[BEGIN Exercise materials]

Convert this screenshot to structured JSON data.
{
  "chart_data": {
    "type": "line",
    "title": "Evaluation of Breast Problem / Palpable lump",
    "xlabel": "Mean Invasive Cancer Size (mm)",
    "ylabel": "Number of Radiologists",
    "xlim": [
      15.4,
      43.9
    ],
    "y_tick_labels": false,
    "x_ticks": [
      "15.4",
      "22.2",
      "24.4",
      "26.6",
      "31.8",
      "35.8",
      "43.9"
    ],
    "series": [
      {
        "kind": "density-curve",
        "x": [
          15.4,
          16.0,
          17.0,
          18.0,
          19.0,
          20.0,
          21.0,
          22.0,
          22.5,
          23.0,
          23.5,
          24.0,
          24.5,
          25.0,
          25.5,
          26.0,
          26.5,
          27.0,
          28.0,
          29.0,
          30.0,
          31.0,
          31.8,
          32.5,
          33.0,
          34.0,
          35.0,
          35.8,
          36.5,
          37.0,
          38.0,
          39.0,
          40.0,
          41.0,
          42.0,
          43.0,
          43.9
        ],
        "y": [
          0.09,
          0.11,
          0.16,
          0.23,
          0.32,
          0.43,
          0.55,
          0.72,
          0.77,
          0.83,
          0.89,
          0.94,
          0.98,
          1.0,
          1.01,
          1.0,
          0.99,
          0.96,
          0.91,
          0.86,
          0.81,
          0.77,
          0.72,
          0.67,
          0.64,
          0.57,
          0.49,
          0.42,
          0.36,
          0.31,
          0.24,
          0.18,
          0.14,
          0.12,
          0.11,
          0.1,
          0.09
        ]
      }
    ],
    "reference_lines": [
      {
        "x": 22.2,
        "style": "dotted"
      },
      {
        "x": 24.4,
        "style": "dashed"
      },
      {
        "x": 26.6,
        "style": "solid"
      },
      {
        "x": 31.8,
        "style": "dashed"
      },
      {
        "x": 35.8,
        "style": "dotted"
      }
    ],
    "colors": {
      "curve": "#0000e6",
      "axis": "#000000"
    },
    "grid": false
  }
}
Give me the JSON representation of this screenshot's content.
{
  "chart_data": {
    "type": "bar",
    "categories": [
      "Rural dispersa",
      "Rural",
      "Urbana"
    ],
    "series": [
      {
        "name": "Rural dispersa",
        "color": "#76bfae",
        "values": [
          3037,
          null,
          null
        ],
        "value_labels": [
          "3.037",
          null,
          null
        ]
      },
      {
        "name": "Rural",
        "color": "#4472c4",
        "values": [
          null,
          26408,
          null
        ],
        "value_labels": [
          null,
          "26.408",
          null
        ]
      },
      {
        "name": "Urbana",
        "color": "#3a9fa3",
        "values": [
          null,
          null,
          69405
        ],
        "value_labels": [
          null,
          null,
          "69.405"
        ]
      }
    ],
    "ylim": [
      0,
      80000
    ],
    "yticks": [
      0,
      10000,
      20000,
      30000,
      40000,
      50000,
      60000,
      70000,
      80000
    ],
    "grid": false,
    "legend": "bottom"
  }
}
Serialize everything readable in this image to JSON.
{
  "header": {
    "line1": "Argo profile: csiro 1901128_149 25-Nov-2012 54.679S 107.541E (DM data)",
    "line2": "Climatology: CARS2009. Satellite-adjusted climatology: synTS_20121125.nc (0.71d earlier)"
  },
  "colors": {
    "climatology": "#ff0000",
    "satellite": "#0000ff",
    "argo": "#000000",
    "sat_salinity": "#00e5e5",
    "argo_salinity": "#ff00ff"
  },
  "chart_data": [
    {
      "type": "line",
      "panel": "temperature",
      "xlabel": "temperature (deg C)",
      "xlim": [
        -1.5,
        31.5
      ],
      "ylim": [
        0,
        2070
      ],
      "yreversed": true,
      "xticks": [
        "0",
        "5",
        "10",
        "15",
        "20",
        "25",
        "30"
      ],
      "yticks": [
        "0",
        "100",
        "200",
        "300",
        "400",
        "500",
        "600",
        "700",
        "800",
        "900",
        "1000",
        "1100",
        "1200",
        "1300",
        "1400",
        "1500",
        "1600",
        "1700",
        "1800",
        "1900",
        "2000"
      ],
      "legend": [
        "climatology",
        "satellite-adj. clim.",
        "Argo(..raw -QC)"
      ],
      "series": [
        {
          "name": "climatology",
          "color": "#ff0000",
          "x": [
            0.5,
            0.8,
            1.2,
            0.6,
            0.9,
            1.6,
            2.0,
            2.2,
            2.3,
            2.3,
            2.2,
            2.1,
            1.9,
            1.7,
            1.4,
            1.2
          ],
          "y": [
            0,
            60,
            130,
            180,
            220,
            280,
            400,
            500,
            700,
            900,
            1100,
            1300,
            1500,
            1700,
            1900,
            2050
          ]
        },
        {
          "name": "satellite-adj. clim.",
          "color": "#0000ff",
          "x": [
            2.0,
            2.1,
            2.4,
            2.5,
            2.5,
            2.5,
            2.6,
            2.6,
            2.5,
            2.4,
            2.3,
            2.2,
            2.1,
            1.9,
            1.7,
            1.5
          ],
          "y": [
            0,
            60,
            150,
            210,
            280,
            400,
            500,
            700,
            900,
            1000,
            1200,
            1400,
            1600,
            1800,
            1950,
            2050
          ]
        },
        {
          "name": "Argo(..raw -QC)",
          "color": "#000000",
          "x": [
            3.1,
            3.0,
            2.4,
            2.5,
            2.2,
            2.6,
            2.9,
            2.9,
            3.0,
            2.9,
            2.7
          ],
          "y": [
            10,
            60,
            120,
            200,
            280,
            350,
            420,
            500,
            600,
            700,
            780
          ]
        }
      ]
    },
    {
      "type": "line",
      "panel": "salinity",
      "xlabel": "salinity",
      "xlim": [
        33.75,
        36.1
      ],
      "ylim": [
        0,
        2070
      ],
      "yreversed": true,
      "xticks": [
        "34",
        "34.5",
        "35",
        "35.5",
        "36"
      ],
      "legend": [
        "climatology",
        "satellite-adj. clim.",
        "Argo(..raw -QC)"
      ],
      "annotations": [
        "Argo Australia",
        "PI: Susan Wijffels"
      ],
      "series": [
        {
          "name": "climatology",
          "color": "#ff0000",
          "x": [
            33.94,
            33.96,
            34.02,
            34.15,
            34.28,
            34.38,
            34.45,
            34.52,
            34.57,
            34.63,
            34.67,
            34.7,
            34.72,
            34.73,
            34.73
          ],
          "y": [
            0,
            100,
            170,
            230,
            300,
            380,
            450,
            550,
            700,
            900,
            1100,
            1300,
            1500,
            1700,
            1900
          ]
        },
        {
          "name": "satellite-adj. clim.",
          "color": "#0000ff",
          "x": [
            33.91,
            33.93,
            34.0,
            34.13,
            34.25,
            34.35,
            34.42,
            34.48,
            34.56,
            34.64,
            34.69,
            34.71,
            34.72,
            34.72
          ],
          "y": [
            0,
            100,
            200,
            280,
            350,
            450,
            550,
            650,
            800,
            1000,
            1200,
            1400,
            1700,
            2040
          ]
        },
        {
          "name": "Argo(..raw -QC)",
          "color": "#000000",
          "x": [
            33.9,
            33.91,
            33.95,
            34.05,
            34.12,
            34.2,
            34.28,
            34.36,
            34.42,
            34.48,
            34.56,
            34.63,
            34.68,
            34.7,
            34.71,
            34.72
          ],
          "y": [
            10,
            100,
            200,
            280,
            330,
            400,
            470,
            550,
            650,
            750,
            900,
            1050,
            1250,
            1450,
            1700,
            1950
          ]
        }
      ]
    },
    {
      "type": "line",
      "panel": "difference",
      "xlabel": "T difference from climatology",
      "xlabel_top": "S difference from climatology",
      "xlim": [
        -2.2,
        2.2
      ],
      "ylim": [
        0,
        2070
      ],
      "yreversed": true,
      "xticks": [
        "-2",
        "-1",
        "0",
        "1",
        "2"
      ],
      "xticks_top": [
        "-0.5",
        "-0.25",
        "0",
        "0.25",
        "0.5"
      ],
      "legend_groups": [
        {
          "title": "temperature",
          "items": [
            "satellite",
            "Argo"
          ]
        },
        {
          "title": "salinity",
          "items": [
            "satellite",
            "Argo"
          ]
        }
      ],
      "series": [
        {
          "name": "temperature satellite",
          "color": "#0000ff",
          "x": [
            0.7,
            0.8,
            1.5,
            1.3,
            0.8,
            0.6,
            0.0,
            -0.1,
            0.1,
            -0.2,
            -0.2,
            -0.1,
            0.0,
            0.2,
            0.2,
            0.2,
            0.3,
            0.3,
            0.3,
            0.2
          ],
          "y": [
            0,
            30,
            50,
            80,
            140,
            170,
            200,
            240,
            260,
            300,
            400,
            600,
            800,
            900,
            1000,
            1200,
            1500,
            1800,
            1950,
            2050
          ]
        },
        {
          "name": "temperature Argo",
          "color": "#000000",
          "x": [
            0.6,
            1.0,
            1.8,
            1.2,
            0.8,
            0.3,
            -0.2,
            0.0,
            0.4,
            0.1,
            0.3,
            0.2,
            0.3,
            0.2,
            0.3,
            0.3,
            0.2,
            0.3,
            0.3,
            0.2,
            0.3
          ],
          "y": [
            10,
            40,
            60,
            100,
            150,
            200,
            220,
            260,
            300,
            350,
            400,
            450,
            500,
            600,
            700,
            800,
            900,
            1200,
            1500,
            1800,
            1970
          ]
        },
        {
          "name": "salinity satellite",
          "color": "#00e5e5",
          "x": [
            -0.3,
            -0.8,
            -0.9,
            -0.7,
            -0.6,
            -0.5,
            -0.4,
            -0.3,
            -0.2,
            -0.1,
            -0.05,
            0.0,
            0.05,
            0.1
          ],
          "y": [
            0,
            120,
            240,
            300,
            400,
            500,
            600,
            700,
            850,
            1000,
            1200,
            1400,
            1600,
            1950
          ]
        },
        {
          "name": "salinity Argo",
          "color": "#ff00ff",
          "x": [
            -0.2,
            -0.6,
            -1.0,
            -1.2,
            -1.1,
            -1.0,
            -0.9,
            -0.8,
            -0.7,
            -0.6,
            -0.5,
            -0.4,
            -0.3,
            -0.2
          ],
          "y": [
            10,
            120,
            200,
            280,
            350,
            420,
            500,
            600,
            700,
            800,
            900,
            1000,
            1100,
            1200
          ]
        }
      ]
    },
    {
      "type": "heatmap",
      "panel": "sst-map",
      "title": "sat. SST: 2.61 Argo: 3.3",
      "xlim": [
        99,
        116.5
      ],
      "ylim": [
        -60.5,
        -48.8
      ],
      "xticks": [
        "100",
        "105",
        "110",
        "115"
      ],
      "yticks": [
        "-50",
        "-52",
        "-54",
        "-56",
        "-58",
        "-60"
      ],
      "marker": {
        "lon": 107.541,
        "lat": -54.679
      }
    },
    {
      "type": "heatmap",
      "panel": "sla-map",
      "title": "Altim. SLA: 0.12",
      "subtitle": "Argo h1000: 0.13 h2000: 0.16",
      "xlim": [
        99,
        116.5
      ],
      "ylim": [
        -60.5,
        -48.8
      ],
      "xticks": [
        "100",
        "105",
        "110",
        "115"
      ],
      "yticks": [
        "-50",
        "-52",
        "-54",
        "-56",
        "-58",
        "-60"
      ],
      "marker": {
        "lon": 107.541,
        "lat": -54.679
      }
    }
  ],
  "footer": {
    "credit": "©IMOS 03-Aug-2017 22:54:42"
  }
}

[END Exercise materials]

- Exercise task -
Copy every line of the records above that holds the word "Rural".

- Written answer -
      "Rural dispersa",
      "Rural",
        "name": "Rural dispersa",
        "name": "Rural",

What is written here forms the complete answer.